Data entries for graphics
----------

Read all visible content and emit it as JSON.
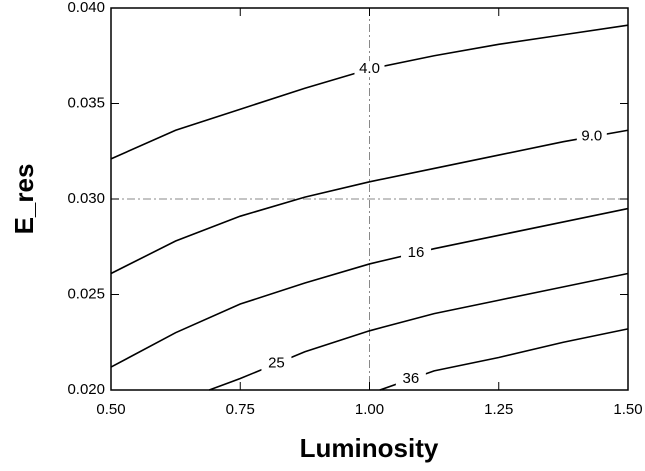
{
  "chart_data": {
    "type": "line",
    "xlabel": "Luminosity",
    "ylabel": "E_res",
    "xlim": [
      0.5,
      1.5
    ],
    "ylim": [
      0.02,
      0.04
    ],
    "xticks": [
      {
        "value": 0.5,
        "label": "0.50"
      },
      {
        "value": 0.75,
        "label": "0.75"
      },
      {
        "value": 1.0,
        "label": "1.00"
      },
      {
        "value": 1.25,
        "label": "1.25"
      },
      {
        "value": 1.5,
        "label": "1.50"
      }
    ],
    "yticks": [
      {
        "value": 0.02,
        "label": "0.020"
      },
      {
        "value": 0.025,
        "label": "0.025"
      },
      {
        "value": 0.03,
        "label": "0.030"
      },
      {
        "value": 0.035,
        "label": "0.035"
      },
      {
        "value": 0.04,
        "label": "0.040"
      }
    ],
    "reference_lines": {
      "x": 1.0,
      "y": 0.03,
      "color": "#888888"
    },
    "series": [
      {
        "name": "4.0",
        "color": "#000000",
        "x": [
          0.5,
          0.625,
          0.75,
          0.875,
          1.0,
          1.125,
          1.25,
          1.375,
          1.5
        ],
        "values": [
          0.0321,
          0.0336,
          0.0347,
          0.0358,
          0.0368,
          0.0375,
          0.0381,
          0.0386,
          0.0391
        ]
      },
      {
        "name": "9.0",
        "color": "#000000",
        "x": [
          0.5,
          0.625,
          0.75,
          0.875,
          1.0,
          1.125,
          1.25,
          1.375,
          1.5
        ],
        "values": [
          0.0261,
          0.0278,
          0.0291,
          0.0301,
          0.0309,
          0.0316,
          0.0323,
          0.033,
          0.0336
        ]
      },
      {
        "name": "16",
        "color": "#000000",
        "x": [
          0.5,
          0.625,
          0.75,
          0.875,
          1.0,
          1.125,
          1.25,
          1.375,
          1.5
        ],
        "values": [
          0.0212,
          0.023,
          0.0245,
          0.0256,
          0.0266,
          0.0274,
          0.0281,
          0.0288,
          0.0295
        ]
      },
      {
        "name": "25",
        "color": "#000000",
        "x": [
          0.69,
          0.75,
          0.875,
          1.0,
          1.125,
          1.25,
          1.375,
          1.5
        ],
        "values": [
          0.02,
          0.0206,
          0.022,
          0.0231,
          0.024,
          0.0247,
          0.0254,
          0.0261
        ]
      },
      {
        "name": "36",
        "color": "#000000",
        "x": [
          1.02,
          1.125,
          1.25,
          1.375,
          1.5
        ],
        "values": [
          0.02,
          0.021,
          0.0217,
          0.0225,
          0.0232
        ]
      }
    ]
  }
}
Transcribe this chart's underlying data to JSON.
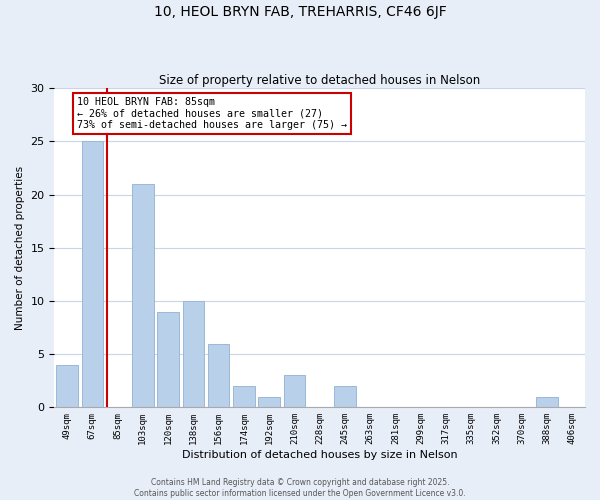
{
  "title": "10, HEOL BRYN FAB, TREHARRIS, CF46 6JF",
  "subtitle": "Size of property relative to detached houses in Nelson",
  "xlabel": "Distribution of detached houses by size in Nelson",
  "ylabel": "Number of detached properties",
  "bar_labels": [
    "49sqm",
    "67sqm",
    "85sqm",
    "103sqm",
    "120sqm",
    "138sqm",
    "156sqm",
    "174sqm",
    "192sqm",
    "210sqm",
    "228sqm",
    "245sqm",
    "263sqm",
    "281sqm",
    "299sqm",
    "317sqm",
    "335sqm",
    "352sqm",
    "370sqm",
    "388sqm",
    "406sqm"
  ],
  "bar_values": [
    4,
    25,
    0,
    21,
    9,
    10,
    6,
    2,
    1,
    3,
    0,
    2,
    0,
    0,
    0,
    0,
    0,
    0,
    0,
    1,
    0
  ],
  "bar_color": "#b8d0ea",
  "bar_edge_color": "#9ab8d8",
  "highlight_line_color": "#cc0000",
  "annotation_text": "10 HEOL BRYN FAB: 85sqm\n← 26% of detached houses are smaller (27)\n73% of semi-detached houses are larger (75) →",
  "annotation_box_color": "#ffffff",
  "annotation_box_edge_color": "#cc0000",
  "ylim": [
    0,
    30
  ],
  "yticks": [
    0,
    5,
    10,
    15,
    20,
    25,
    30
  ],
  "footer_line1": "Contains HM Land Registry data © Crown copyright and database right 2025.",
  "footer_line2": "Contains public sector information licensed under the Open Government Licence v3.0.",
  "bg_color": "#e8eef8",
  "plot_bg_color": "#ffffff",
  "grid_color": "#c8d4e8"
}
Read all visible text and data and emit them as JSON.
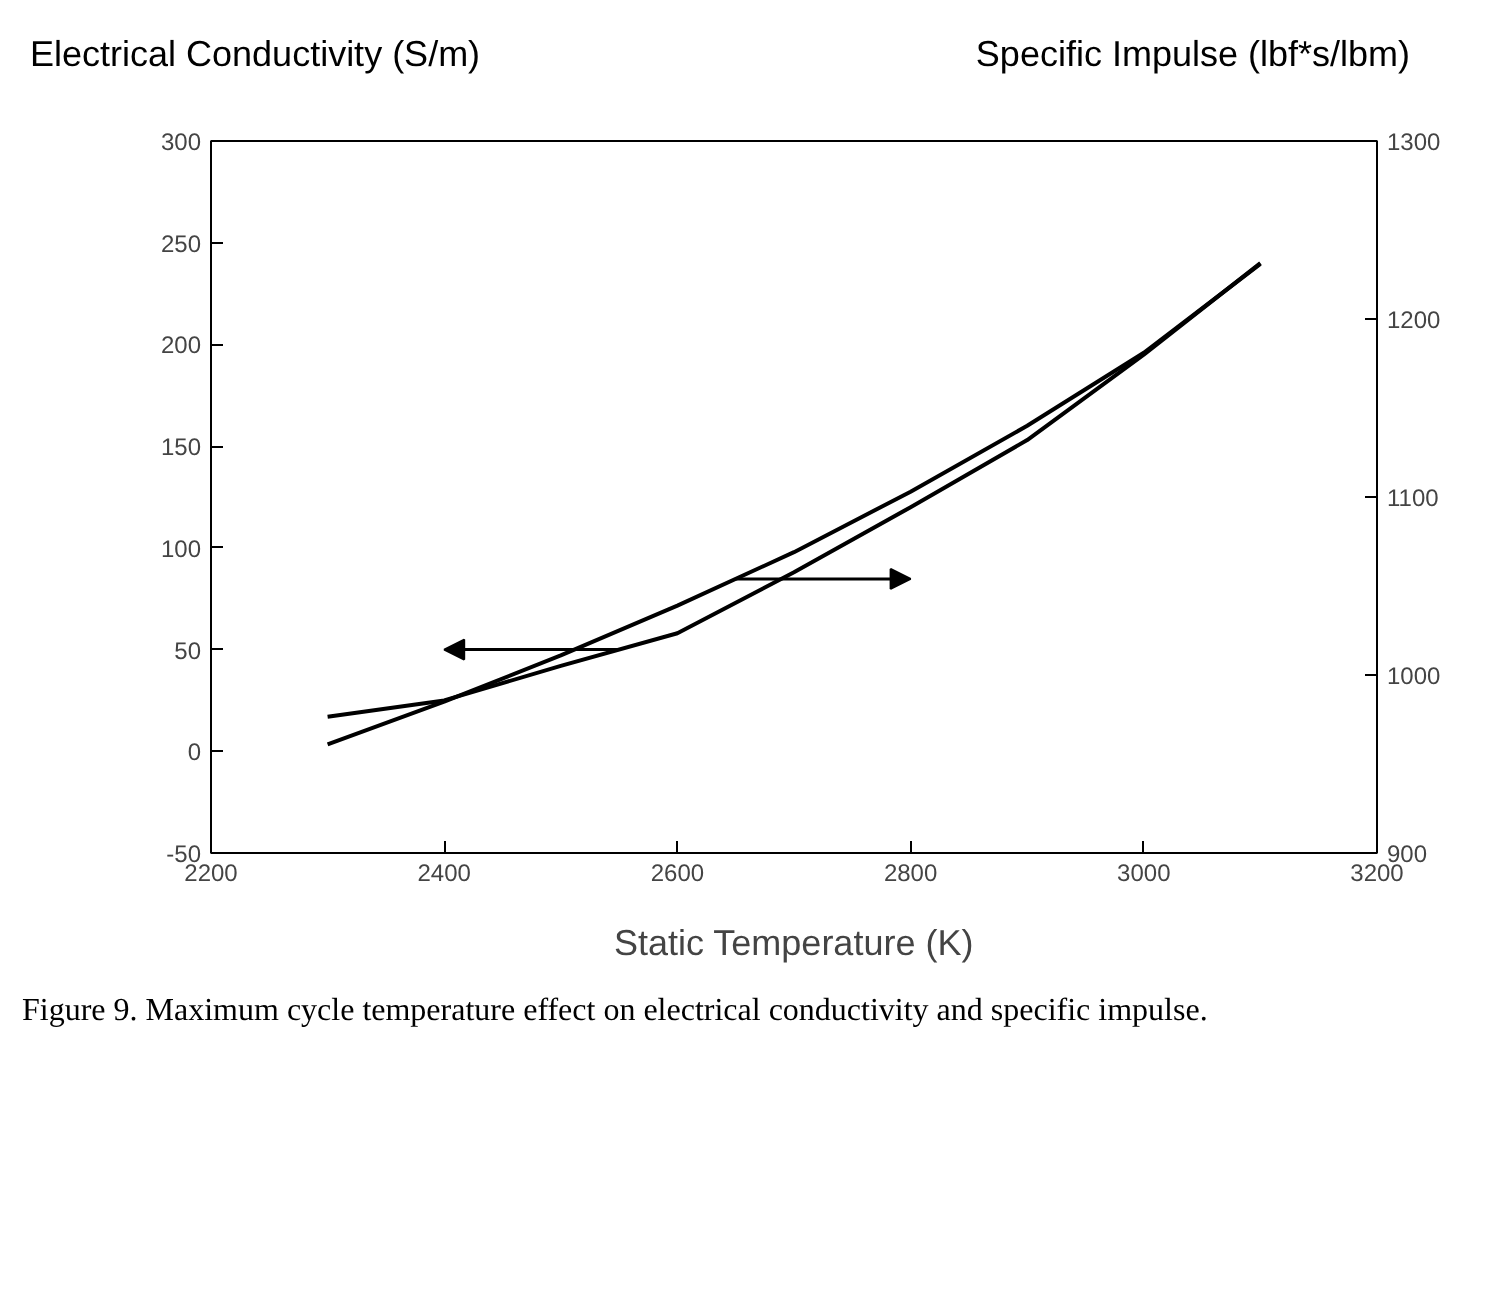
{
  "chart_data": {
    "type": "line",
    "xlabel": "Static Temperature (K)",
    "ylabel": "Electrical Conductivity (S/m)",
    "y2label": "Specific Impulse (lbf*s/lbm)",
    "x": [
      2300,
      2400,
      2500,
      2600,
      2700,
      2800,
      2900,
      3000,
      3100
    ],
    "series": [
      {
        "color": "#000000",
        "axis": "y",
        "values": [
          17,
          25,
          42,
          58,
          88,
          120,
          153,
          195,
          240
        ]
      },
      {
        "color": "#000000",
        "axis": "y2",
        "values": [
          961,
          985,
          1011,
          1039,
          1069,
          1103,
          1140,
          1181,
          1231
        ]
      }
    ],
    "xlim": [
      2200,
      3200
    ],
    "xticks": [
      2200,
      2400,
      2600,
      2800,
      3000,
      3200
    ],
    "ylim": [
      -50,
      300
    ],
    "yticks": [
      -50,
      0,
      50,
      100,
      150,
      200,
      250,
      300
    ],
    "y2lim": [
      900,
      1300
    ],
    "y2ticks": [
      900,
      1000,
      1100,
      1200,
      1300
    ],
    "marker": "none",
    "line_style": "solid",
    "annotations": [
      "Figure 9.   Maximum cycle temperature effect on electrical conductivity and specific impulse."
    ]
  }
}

----------

Exercise objective:
Print the full listing exactly, dropping the pictures.

Exercise solution:
Read all visible content and emit it as JSON.
{
  "chart_data": {
    "type": "line",
    "xlabel": "Luminosity",
    "ylabel": "E_res",
    "xlim": [
      0.5,
      1.5
    ],
    "ylim": [
      0.02,
      0.04
    ],
    "xticks": [
      {
        "value": 0.5,
        "label": "0.50"
      },
      {
        "value": 0.75,
        "label": "0.75"
      },
      {
        "value": 1.0,
        "label": "1.00"
      },
      {
        "value": 1.25,
        "label": "1.25"
      },
      {
        "value": 1.5,
        "label": "1.50"
      }
    ],
    "yticks": [
      {
        "value": 0.02,
        "label": "0.020"
      },
      {
        "value": 0.025,
        "label": "0.025"
      },
      {
        "value": 0.03,
        "label": "0.030"
      },
      {
        "value": 0.035,
        "label": "0.035"
      },
      {
        "value": 0.04,
        "label": "0.040"
      }
    ],
    "reference_lines": {
      "x": 1.0,
      "y": 0.03,
      "color": "#888888"
    },
    "series": [
      {
        "name": "4.0",
        "color": "#000000",
        "x": [
          0.5,
          0.625,
          0.75,
          0.875,
          1.0,
          1.125,
          1.25,
          1.375,
          1.5
        ],
        "values": [
          0.0321,
          0.0336,
          0.0347,
          0.0358,
          0.0368,
          0.0375,
          0.0381,
          0.0386,
          0.0391
        ]
      },
      {
        "name": "9.0",
        "color": "#000000",
        "x": [
          0.5,
          0.625,
          0.75,
          0.875,
          1.0,
          1.125,
          1.25,
          1.375,
          1.5
        ],
        "values": [
          0.0261,
          0.0278,
          0.0291,
          0.0301,
          0.0309,
          0.0316,
          0.0323,
          0.033,
          0.0336
        ]
      },
      {
        "name": "16",
        "color": "#000000",
        "x": [
          0.5,
          0.625,
          0.75,
          0.875,
          1.0,
          1.125,
          1.25,
          1.375,
          1.5
        ],
        "values": [
          0.0212,
          0.023,
          0.0245,
          0.0256,
          0.0266,
          0.0274,
          0.0281,
          0.0288,
          0.0295
        ]
      },
      {
        "name": "25",
        "color": "#000000",
        "x": [
          0.69,
          0.75,
          0.875,
          1.0,
          1.125,
          1.25,
          1.375,
          1.5
        ],
        "values": [
          0.02,
          0.0206,
          0.022,
          0.0231,
          0.024,
          0.0247,
          0.0254,
          0.0261
        ]
      },
      {
        "name": "36",
        "color": "#000000",
        "x": [
          1.02,
          1.125,
          1.25,
          1.375,
          1.5
        ],
        "values": [
          0.02,
          0.021,
          0.0217,
          0.0225,
          0.0232
        ]
      }
    ]
  }
}
Transcribe this chart's underlying data to JSON.
{
  "title": "10, HEOL BRYN FAB, TREHARRIS, CF46 6JF",
  "subtitle": "Size of property relative to detached houses in Nelson",
  "xlabel": "Distribution of detached houses by size in Nelson",
  "ylabel": "Number of detached properties",
  "bar_labels": [
    "49sqm",
    "67sqm",
    "85sqm",
    "103sqm",
    "120sqm",
    "138sqm",
    "156sqm",
    "174sqm",
    "192sqm",
    "210sqm",
    "228sqm",
    "245sqm",
    "263sqm",
    "281sqm",
    "299sqm",
    "317sqm",
    "335sqm",
    "352sqm",
    "370sqm",
    "388sqm",
    "406sqm"
  ],
  "bar_values": [
    4,
    25,
    0,
    21,
    9,
    10,
    6,
    2,
    1,
    3,
    0,
    2,
    0,
    0,
    0,
    0,
    0,
    0,
    0,
    1,
    0
  ],
  "bar_color": "#b8d0ea",
  "bar_edge_color": "#9ab8d8",
  "highlight_line_color": "#cc0000",
  "annotation_text": "10 HEOL BRYN FAB: 85sqm\n← 26% of detached houses are smaller (27)\n73% of semi-detached houses are larger (75) →",
  "annotation_box_color": "#ffffff",
  "annotation_box_edge_color": "#cc0000",
  "ylim": [
    0,
    30
  ],
  "yticks": [
    0,
    5,
    10,
    15,
    20,
    25,
    30
  ],
  "footer_line1": "Contains HM Land Registry data © Crown copyright and database right 2025.",
  "footer_line2": "Contains public sector information licensed under the Open Government Licence v3.0.",
  "bg_color": "#e8eef8",
  "plot_bg_color": "#ffffff",
  "grid_color": "#c8d4e8"
}
Read all visible text and data and emit them as JSON.
{
  "chart_data": {
    "type": "line",
    "xlabel": "Static Temperature (K)",
    "ylabel": "Electrical Conductivity (S/m)",
    "y2label": "Specific Impulse (lbf*s/lbm)",
    "x": [
      2300,
      2400,
      2500,
      2600,
      2700,
      2800,
      2900,
      3000,
      3100
    ],
    "series": [
      {
        "color": "#000000",
        "axis": "y",
        "values": [
          17,
          25,
          42,
          58,
          88,
          120,
          153,
          195,
          240
        ]
      },
      {
        "color": "#000000",
        "axis": "y2",
        "values": [
          961,
          985,
          1011,
          1039,
          1069,
          1103,
          1140,
          1181,
          1231
        ]
      }
    ],
    "xlim": [
      2200,
      3200
    ],
    "xticks": [
      2200,
      2400,
      2600,
      2800,
      3000,
      3200
    ],
    "ylim": [
      -50,
      300
    ],
    "yticks": [
      -50,
      0,
      50,
      100,
      150,
      200,
      250,
      300
    ],
    "y2lim": [
      900,
      1300
    ],
    "y2ticks": [
      900,
      1000,
      1100,
      1200,
      1300
    ],
    "marker": "none",
    "line_style": "solid",
    "annotations": [
      "Figure 9.   Maximum cycle temperature effect on electrical conductivity and specific impulse."
    ]
  }
}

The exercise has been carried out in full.